* **Given exercise**: From the entries below, gather each line containing the word "температуры".

────────────────────────────────────────

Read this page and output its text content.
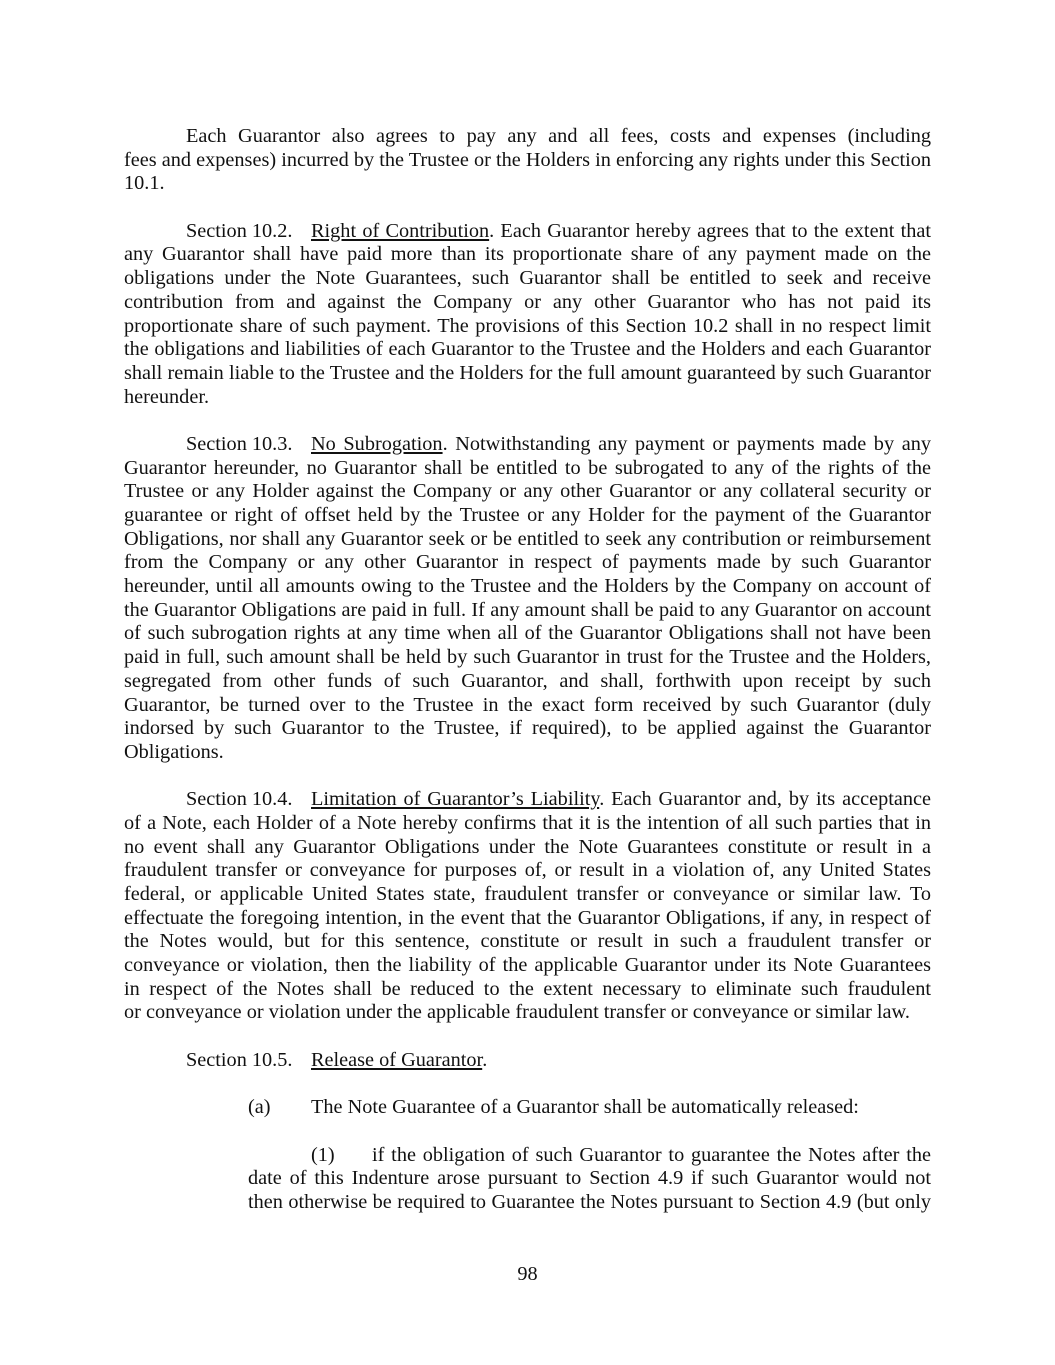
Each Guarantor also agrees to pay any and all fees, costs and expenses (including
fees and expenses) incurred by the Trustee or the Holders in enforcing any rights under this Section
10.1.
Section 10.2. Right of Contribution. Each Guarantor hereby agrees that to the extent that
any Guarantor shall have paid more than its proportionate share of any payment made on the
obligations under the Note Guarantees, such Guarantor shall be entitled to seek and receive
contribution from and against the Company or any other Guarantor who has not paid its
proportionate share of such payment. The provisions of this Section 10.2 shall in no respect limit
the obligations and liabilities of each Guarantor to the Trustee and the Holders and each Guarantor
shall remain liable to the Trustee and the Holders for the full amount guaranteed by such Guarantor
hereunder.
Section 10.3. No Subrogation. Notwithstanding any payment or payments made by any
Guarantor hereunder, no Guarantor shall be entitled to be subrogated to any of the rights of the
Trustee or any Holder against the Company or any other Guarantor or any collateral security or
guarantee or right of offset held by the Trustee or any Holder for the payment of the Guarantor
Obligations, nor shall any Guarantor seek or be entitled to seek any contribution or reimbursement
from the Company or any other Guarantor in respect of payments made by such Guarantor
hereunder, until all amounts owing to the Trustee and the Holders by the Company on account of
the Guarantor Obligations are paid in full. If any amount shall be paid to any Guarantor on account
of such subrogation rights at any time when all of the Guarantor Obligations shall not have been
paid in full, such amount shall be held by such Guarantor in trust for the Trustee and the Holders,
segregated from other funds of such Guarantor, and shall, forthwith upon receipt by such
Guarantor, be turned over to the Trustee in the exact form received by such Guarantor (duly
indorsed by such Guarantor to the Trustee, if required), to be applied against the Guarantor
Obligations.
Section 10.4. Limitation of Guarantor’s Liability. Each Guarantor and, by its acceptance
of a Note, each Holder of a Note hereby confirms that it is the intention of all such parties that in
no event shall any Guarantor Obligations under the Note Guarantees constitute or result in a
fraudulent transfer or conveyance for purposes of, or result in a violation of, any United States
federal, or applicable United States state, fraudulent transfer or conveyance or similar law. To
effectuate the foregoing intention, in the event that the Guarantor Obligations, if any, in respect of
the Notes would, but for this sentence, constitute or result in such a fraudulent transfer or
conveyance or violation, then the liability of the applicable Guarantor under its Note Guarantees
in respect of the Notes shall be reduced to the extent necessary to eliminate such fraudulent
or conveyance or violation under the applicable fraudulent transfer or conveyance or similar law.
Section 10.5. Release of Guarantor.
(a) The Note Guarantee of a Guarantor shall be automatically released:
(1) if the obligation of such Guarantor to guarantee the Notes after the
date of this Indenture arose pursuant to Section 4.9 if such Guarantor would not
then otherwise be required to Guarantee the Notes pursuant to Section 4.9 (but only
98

────────────────────────────────────────

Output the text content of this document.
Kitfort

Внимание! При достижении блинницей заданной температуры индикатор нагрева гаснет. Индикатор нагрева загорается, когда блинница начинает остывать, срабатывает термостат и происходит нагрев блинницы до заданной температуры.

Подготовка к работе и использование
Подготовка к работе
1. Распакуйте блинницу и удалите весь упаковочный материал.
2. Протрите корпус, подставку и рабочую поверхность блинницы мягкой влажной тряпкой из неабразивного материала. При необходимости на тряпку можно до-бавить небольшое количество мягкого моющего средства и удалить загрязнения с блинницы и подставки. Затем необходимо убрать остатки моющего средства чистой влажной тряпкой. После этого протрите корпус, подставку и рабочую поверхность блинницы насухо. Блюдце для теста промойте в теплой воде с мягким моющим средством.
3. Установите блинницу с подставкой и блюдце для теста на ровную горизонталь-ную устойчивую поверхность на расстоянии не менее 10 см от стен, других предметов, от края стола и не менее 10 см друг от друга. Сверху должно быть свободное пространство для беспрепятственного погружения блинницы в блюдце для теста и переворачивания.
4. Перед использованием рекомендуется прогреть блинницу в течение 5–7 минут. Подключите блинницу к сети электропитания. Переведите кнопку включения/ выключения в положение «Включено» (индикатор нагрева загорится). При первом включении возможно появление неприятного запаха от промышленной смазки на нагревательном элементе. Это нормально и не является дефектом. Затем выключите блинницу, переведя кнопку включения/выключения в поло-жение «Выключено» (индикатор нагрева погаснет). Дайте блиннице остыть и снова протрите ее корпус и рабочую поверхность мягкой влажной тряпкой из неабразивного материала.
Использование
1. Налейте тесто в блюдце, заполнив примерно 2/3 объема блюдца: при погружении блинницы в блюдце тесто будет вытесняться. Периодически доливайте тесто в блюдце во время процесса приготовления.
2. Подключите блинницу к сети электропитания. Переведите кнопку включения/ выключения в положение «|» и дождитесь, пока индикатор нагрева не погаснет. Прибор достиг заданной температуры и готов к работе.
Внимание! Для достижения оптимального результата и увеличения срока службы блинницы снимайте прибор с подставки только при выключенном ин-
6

────────────────────────────────────────

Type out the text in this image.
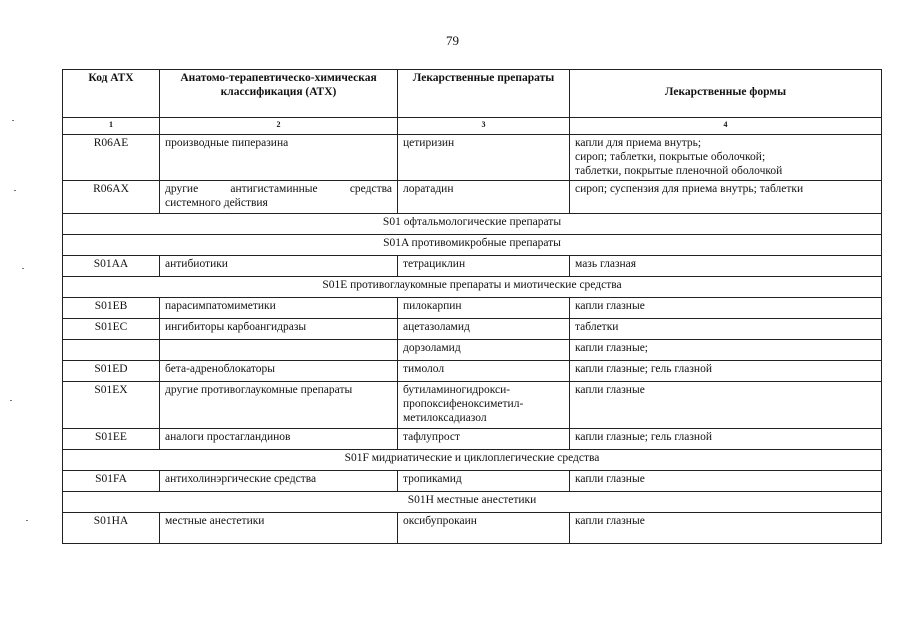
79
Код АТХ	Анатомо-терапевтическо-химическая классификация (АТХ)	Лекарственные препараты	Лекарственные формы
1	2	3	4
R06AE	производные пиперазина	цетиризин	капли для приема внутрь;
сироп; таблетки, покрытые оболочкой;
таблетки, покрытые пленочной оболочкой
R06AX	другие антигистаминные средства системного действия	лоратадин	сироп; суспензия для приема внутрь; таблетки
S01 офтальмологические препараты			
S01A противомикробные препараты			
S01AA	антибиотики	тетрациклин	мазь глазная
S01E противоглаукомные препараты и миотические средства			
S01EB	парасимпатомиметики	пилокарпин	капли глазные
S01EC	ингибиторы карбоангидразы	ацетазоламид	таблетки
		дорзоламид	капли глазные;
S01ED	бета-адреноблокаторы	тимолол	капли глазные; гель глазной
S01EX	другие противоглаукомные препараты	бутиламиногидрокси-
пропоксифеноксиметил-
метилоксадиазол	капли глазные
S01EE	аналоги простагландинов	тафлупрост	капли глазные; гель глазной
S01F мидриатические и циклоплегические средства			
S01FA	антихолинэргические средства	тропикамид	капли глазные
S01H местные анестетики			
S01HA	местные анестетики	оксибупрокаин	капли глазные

────────────────────────────────────────

* **Task solution**:
Внимание! При достижении блинницей заданной температуры индикатор нагрева гаснет. Индикатор нагрева загорается, когда блинница начинает остывать, срабатывает термостат и происходит нагрев блинницы до заданной температуры.
2. Подключите блинницу к сети электропитания. Переведите кнопку включения/ выключения в положение «|» и дождитесь, пока индикатор нагрева не погаснет. Прибор достиг заданной температуры и готов к работе.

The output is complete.